* _DESCRIPTION OF THE TASK_
Select the lines of the records containing the word "解读python中字符串类型" and list them.

* _DATA EXTRACT_
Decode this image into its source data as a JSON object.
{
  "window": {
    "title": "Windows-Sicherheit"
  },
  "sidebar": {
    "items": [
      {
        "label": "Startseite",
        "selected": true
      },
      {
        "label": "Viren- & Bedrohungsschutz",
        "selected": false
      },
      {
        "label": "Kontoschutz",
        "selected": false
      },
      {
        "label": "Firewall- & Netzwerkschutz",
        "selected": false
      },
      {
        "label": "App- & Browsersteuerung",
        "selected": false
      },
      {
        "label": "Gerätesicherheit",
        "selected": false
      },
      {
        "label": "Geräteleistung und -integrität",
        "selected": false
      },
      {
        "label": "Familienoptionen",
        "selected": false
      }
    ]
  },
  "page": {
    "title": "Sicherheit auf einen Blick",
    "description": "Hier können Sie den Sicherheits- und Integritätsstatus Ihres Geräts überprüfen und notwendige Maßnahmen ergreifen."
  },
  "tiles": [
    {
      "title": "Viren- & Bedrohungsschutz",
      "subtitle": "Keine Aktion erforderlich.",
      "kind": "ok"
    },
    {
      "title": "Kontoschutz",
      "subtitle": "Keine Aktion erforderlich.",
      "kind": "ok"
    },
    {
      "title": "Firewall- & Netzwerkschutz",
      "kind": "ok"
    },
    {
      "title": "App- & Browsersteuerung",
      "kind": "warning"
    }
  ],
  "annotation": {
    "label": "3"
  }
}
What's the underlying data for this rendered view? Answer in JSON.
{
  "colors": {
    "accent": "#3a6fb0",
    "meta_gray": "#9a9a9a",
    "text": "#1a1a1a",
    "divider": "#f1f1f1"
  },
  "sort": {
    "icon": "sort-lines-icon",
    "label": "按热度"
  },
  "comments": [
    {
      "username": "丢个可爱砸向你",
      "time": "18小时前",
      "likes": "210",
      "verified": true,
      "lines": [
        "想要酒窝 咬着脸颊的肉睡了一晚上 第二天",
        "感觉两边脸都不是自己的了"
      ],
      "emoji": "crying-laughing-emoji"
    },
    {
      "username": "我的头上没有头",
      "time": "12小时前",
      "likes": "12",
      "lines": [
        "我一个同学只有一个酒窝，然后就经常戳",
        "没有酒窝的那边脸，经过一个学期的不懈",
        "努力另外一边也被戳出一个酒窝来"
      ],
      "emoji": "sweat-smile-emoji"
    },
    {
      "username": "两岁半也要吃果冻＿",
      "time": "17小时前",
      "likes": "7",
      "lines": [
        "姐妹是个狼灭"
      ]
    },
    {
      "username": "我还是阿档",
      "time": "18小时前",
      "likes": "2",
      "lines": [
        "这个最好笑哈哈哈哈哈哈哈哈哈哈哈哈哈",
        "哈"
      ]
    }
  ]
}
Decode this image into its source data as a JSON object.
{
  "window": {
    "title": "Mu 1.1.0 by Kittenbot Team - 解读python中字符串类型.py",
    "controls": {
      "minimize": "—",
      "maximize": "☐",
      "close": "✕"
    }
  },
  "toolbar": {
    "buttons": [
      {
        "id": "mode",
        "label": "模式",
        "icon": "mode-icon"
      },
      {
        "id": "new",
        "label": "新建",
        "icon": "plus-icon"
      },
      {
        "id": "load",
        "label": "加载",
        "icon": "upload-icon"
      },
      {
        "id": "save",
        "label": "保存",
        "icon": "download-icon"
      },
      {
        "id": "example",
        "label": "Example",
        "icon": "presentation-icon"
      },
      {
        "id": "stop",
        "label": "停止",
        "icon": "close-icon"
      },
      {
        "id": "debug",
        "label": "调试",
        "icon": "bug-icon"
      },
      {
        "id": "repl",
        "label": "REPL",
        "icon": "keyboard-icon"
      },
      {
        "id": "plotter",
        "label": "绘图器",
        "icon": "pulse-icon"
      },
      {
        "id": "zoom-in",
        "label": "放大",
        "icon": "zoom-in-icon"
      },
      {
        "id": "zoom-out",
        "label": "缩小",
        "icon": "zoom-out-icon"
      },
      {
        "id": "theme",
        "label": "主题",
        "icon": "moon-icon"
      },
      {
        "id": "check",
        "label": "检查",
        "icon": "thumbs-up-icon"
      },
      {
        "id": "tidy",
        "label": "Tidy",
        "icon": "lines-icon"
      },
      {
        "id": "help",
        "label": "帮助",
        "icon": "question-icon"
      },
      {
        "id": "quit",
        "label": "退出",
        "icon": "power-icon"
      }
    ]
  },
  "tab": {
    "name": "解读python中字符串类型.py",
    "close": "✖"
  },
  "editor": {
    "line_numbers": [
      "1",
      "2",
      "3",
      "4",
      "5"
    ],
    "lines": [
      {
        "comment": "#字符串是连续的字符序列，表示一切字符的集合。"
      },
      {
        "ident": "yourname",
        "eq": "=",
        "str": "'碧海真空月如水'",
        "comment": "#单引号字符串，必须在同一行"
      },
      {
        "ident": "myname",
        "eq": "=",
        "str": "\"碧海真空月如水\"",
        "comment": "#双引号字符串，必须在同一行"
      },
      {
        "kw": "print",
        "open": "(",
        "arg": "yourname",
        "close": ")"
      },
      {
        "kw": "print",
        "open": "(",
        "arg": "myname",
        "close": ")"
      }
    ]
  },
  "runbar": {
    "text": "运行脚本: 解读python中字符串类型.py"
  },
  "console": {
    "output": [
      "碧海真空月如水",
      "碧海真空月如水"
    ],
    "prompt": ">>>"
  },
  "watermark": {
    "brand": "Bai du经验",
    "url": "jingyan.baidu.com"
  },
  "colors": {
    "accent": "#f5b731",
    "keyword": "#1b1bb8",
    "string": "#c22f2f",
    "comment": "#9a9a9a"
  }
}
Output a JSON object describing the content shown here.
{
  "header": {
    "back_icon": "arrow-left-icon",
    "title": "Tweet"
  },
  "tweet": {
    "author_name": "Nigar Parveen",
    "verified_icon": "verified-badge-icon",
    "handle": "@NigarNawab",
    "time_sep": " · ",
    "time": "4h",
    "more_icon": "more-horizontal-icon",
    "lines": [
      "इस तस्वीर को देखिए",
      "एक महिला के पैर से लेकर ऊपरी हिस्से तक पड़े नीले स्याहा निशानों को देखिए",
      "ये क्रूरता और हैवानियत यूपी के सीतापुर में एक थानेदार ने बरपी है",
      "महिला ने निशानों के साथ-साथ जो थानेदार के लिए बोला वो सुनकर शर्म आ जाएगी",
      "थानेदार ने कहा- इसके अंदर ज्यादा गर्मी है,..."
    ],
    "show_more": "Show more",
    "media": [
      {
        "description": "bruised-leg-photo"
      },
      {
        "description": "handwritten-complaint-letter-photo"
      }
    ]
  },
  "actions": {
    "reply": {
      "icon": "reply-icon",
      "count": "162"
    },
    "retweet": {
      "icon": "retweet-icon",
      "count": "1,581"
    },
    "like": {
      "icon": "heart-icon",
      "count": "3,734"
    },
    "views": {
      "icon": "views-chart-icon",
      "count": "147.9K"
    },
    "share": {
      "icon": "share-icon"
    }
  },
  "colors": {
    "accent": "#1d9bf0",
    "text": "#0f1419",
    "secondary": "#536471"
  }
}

==

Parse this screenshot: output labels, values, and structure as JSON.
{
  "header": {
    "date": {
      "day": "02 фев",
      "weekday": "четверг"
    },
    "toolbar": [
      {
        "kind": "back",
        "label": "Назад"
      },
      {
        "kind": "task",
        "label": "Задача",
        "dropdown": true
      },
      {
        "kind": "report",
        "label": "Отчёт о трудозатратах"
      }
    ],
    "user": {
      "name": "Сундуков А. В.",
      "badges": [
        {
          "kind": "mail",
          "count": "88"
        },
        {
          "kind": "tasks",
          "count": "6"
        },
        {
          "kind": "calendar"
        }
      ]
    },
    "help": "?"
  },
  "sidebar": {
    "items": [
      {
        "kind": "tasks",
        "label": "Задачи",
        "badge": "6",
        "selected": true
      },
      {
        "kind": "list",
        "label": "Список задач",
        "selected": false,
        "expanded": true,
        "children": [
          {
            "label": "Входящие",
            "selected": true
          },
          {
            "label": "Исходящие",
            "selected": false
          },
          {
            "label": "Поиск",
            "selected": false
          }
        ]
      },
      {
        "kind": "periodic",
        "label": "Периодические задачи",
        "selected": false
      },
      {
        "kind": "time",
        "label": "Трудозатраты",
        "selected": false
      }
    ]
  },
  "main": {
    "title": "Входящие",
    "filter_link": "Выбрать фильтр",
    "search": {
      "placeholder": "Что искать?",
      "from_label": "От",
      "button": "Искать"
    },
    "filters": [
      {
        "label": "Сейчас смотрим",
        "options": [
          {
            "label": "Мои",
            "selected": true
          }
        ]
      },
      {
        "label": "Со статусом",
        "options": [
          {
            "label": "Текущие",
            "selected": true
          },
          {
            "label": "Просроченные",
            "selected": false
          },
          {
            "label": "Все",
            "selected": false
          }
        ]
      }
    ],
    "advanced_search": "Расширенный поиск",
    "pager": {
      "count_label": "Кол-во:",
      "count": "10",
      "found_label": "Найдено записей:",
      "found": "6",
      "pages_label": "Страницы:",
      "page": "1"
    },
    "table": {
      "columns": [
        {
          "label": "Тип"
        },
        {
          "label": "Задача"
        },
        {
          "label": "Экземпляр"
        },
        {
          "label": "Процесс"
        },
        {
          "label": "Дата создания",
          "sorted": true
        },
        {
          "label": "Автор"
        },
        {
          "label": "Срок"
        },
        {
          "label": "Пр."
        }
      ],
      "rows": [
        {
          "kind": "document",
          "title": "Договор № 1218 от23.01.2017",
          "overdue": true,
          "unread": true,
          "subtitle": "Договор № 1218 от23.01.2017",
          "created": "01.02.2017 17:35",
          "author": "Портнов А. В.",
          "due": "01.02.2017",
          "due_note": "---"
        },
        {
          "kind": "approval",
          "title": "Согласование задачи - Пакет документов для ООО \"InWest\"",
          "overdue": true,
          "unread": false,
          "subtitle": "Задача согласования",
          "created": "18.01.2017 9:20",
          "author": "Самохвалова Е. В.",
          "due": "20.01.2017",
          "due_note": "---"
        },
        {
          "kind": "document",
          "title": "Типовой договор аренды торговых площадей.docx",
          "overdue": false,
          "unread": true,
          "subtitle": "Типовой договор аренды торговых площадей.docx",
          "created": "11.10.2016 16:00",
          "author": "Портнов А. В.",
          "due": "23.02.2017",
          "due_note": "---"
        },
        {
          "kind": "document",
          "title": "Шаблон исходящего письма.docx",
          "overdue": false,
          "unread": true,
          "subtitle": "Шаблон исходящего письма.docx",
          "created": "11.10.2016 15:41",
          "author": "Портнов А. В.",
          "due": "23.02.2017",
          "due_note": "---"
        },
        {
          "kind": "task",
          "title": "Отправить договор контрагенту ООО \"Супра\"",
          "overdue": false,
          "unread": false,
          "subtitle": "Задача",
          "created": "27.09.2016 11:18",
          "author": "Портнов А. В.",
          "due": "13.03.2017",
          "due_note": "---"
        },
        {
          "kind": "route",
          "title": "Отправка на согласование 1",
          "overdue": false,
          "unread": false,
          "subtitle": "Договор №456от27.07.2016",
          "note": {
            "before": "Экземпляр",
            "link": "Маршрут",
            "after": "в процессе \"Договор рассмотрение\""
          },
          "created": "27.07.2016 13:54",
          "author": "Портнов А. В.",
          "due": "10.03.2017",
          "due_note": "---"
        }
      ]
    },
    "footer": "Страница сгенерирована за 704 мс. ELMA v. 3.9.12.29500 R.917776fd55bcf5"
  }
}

* * *

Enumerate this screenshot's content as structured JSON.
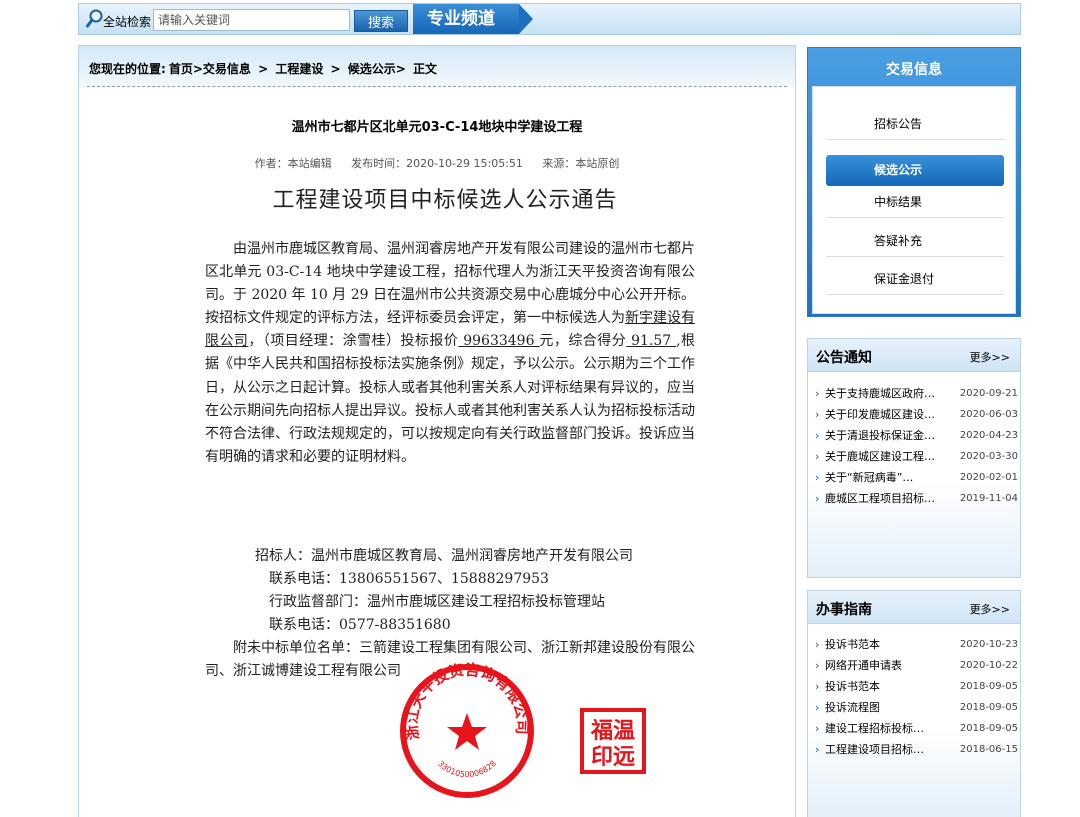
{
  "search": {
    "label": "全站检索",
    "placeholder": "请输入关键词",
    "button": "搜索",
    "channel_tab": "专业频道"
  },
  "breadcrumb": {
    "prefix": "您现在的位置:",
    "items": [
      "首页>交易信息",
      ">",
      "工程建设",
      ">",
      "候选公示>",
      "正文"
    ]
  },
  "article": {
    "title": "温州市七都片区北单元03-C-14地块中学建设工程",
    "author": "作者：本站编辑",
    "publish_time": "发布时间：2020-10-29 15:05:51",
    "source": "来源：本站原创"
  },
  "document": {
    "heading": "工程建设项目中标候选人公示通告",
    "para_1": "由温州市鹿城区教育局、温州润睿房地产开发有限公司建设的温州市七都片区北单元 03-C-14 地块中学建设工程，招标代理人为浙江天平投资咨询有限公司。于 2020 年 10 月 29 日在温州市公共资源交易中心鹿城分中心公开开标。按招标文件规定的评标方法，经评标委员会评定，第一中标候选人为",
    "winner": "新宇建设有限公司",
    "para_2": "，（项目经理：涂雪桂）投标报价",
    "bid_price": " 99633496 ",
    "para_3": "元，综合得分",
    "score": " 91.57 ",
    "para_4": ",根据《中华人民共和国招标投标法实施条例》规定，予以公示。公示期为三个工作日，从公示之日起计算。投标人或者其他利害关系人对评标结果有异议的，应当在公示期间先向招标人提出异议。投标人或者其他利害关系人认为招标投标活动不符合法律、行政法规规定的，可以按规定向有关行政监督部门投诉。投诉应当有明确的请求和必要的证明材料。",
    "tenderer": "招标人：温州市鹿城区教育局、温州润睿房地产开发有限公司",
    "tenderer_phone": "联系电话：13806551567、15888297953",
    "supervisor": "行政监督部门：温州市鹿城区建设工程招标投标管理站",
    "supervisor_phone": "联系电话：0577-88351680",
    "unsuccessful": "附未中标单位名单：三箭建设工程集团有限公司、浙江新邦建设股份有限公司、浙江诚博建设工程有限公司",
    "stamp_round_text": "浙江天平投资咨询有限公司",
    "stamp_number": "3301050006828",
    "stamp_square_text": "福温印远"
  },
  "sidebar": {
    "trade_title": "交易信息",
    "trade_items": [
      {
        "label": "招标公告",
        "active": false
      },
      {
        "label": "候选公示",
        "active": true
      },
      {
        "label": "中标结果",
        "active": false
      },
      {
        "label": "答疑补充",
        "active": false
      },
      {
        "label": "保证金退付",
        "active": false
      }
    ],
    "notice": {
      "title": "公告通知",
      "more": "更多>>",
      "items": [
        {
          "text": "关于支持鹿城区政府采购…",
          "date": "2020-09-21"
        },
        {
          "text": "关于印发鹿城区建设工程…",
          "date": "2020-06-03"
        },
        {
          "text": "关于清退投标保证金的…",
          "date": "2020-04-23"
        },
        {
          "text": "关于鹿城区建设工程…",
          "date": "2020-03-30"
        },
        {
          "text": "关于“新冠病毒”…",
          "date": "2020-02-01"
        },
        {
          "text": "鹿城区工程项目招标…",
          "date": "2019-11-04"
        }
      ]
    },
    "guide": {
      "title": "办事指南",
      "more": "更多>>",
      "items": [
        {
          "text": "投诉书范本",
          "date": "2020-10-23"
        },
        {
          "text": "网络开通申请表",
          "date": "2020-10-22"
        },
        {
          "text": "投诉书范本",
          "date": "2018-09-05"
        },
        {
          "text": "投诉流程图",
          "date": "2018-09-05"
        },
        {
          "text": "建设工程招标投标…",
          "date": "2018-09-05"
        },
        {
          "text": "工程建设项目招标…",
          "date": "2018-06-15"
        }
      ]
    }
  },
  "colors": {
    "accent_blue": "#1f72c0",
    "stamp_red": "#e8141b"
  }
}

* _RESULT FOR THIS EXERCISE_
    "title": "Mu 1.1.0 by Kittenbot Team - 解读python中字符串类型.py",
    "name": "解读python中字符串类型.py",
    "text": "运行脚本: 解读python中字符串类型.py"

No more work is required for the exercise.